=== Dataset rows ===
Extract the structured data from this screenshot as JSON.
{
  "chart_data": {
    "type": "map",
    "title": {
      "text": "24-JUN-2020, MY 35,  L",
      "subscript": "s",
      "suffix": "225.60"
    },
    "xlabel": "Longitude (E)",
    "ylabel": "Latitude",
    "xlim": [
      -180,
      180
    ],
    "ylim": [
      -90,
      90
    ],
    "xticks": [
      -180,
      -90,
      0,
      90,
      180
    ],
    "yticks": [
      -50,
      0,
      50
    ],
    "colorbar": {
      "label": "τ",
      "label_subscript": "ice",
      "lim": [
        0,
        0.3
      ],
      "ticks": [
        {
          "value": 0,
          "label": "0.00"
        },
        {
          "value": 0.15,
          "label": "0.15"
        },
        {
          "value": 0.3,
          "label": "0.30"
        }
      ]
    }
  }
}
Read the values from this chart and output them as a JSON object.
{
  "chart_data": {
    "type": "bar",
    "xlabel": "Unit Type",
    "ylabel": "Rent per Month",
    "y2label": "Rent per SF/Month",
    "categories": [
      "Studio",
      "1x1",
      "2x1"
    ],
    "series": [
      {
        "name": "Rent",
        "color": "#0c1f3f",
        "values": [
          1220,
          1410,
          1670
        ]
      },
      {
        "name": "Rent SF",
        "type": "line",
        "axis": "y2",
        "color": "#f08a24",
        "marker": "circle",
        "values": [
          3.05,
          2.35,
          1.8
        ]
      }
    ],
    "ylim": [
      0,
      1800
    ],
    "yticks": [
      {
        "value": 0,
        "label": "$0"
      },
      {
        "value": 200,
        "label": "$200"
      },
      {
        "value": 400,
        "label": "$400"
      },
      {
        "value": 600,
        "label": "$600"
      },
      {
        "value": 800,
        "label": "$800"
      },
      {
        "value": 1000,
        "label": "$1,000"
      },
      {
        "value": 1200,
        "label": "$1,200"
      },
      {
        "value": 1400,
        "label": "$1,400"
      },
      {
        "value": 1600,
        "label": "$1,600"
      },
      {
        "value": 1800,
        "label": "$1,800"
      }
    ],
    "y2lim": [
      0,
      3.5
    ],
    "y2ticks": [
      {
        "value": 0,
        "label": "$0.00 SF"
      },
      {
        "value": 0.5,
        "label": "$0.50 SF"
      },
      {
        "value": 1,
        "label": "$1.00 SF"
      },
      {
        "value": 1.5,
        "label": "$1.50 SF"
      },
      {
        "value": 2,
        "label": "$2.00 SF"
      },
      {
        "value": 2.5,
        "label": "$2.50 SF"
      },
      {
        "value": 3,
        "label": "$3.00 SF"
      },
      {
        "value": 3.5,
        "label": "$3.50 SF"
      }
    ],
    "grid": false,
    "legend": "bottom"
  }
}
===
▶ Task directions
Make a list of all lines in the data that contain "JSON".

▶ Final result
Extract the structured data from this screenshot as JSON.
Read the values from this chart and output them as a JSON object.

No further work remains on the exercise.